━━ Source records
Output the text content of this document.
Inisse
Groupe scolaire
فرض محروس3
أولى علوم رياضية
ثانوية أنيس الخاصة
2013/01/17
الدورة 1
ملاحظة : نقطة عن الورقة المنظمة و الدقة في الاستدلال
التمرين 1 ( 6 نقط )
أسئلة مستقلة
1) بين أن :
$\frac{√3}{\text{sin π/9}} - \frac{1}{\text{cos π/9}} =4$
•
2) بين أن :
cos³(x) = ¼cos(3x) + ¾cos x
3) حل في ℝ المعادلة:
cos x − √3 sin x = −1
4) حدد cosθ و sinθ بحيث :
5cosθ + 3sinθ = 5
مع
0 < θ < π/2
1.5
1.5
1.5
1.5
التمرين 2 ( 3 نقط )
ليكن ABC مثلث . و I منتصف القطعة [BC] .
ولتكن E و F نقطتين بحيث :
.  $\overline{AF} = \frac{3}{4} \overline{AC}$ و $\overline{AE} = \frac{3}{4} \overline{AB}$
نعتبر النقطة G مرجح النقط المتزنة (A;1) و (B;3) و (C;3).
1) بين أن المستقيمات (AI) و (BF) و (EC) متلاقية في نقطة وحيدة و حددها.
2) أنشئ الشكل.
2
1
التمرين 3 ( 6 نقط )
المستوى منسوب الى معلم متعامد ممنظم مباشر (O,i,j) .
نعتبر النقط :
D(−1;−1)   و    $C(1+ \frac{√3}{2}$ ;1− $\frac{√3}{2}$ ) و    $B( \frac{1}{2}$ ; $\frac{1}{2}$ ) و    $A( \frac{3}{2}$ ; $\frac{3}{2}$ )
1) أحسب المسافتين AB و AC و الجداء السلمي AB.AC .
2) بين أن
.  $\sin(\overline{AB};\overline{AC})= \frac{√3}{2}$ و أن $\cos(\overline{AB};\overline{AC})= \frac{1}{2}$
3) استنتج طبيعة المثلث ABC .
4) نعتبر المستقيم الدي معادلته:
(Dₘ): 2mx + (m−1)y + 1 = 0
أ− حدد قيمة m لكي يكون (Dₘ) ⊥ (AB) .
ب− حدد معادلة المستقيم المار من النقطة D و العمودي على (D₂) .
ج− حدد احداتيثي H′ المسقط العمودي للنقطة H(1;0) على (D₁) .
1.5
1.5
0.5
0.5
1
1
━━━━
**Written exercise**
Transcribe every entry verbatim.

**Solution**
Output the text content of this document.
Inisse
Groupe scolaire
فرض محروس3
أولى علوم رياضية
ثانوية أنيس الخاصة
2013/01/17
الدورة 1
ملاحظة : نقطة عن الورقة المنظمة و الدقة في الاستدلال
التمرين 1 ( 6 نقط )
أسئلة مستقلة
1) بين أن :
$\frac{√3}{\text{sin π/9}} - \frac{1}{\text{cos π/9}} =4$
•
2) بين أن :
cos³(x) = ¼cos(3x) + ¾cos x
3) حل في ℝ المعادلة:
cos x − √3 sin x = −1
4) حدد cosθ و sinθ بحيث :
5cosθ + 3sinθ = 5
مع
0 < θ < π/2
1.5
1.5
1.5
1.5
التمرين 2 ( 3 نقط )
ليكن ABC مثلث . و I منتصف القطعة [BC] .
ولتكن E و F نقطتين بحيث :
.  $\overline{AF} = \frac{3}{4} \overline{AC}$ و $\overline{AE} = \frac{3}{4} \overline{AB}$
نعتبر النقطة G مرجح النقط المتزنة (A;1) و (B;3) و (C;3).
1) بين أن المستقيمات (AI) و (BF) و (EC) متلاقية في نقطة وحيدة و حددها.
2) أنشئ الشكل.
2
1
التمرين 3 ( 6 نقط )
المستوى منسوب الى معلم متعامد ممنظم مباشر (O,i,j) .
نعتبر النقط :
D(−1;−1)   و    $C(1+ \frac{√3}{2}$ ;1− $\frac{√3}{2}$ ) و    $B( \frac{1}{2}$ ; $\frac{1}{2}$ ) و    $A( \frac{3}{2}$ ; $\frac{3}{2}$ )
1) أحسب المسافتين AB و AC و الجداء السلمي AB.AC .
2) بين أن
.  $\sin(\overline{AB};\overline{AC})= \frac{√3}{2}$ و أن $\cos(\overline{AB};\overline{AC})= \frac{1}{2}$
3) استنتج طبيعة المثلث ABC .
4) نعتبر المستقيم الدي معادلته:
(Dₘ): 2mx + (m−1)y + 1 = 0
أ− حدد قيمة m لكي يكون (Dₘ) ⊥ (AB) .
ب− حدد معادلة المستقيم المار من النقطة D و العمودي على (D₂) .
ج− حدد احداتيثي H′ المسقط العمودي للنقطة H(1;0) على (D₁) .
1.5
1.5
0.5
0.5
1
1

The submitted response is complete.